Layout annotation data
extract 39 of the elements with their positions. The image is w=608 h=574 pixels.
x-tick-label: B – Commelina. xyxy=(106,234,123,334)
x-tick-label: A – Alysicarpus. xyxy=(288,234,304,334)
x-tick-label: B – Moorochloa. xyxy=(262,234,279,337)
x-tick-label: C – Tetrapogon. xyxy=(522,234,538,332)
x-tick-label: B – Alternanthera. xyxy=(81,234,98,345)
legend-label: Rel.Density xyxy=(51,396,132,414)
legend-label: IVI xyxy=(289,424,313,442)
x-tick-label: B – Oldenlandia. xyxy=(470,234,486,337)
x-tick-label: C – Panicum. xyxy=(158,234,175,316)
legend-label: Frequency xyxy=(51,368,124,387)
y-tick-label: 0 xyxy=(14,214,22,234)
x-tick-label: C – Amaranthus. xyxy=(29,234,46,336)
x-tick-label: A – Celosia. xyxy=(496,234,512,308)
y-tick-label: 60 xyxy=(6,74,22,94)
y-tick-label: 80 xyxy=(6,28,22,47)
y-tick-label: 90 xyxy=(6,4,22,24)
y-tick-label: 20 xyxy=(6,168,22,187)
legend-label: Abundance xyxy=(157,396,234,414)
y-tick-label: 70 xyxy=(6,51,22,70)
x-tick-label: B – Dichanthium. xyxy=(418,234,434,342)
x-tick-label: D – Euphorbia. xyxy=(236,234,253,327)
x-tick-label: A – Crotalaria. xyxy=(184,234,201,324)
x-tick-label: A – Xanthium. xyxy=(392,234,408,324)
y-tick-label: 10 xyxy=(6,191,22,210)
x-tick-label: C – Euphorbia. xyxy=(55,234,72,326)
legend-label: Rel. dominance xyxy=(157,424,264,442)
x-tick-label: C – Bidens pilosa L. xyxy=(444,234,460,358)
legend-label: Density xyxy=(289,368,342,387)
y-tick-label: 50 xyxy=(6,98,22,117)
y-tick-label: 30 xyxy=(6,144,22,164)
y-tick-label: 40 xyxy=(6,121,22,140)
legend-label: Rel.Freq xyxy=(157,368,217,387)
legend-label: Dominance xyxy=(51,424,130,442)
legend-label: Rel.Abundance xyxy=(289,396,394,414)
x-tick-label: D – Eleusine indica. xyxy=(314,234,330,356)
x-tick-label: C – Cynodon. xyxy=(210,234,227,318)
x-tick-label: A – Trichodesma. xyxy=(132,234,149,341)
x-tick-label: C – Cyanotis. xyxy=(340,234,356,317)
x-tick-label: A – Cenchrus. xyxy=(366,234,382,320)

» TASK REQUIREMENTS:
Copy every line of the listing above word for word, keeping each line in its original order.

» FULL SOLUTION:
extract 39 of the elements with their positions. The image is w=608 h=574 pixels.
x-tick-label: B – Commelina. xyxy=(106,234,123,334)
x-tick-label: A – Alysicarpus. xyxy=(288,234,304,334)
x-tick-label: B – Moorochloa. xyxy=(262,234,279,337)
x-tick-label: C – Tetrapogon. xyxy=(522,234,538,332)
x-tick-label: B – Alternanthera. xyxy=(81,234,98,345)
legend-label: Rel.Density xyxy=(51,396,132,414)
legend-label: IVI xyxy=(289,424,313,442)
x-tick-label: B – Oldenlandia. xyxy=(470,234,486,337)
x-tick-label: C – Panicum. xyxy=(158,234,175,316)
legend-label: Frequency xyxy=(51,368,124,387)
y-tick-label: 0 xyxy=(14,214,22,234)
x-tick-label: C – Amaranthus. xyxy=(29,234,46,336)
x-tick-label: A – Celosia. xyxy=(496,234,512,308)
y-tick-label: 60 xyxy=(6,74,22,94)
y-tick-label: 80 xyxy=(6,28,22,47)
y-tick-label: 90 xyxy=(6,4,22,24)
y-tick-label: 20 xyxy=(6,168,22,187)
legend-label: Abundance xyxy=(157,396,234,414)
y-tick-label: 70 xyxy=(6,51,22,70)
x-tick-label: B – Dichanthium. xyxy=(418,234,434,342)
x-tick-label: D – Euphorbia. xyxy=(236,234,253,327)
x-tick-label: A – Crotalaria. xyxy=(184,234,201,324)
x-tick-label: A – Xanthium. xyxy=(392,234,408,324)
y-tick-label: 10 xyxy=(6,191,22,210)
x-tick-label: C – Euphorbia. xyxy=(55,234,72,326)
legend-label: Rel. dominance xyxy=(157,424,264,442)
x-tick-label: C – Bidens pilosa L. xyxy=(444,234,460,358)
legend-label: Density xyxy=(289,368,342,387)
y-tick-label: 50 xyxy=(6,98,22,117)
y-tick-label: 30 xyxy=(6,144,22,164)
y-tick-label: 40 xyxy=(6,121,22,140)
legend-label: Rel.Freq xyxy=(157,368,217,387)
legend-label: Dominance xyxy=(51,424,130,442)
legend-label: Rel.Abundance xyxy=(289,396,394,414)
x-tick-label: D – Eleusine indica. xyxy=(314,234,330,356)
x-tick-label: C – Cynodon. xyxy=(210,234,227,318)
x-tick-label: A – Trichodesma. xyxy=(132,234,149,341)
x-tick-label: C – Cyanotis. xyxy=(340,234,356,317)
x-tick-label: A – Cenchrus. xyxy=(366,234,382,320)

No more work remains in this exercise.